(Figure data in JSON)

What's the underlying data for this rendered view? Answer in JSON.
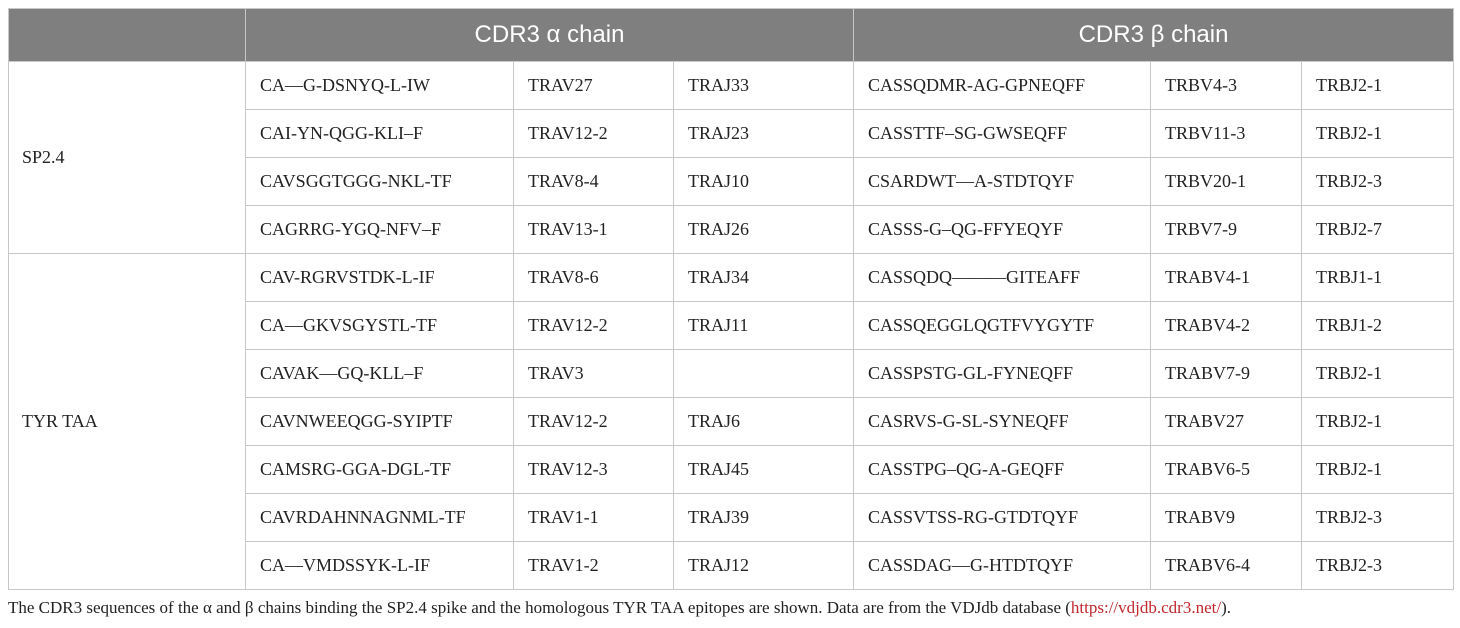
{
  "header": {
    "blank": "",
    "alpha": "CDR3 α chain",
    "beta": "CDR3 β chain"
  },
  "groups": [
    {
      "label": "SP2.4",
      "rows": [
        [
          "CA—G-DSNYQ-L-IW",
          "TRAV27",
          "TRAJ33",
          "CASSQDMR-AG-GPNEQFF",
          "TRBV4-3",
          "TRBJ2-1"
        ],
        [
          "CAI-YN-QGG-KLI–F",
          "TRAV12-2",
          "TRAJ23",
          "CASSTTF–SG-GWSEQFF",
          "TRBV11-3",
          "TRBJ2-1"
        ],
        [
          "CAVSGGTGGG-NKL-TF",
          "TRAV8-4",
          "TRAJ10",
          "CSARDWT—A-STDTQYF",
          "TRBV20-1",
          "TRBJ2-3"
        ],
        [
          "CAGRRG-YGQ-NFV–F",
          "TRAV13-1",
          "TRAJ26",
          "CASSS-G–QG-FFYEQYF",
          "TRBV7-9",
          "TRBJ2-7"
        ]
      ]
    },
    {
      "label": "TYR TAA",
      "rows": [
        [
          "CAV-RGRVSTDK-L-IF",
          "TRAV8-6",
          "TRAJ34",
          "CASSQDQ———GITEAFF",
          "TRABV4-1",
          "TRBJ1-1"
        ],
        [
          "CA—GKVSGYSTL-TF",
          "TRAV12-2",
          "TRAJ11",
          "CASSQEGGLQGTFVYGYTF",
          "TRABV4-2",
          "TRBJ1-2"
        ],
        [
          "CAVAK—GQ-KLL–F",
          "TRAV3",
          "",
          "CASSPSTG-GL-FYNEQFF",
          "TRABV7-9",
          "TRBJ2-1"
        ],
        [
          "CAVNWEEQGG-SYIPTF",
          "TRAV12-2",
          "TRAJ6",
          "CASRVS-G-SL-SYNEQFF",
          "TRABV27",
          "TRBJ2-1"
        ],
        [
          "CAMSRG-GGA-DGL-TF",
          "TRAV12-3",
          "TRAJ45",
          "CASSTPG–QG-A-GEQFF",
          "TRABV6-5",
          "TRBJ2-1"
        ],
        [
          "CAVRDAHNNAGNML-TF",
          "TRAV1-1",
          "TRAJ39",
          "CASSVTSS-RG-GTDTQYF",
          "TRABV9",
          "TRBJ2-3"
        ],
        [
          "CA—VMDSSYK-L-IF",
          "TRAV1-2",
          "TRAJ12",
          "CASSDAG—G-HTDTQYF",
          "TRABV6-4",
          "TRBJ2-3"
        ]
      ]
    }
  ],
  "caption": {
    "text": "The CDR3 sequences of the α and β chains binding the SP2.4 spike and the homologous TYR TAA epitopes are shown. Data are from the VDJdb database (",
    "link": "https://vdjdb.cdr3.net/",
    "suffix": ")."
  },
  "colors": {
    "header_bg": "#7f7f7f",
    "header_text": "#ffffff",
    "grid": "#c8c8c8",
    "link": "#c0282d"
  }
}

WHAT THIS TASK INVOLVES –
What is the number of lines in the records above that include the word "link"? Reply with that number and nothing more.

PROBLEM SOLUTION –
2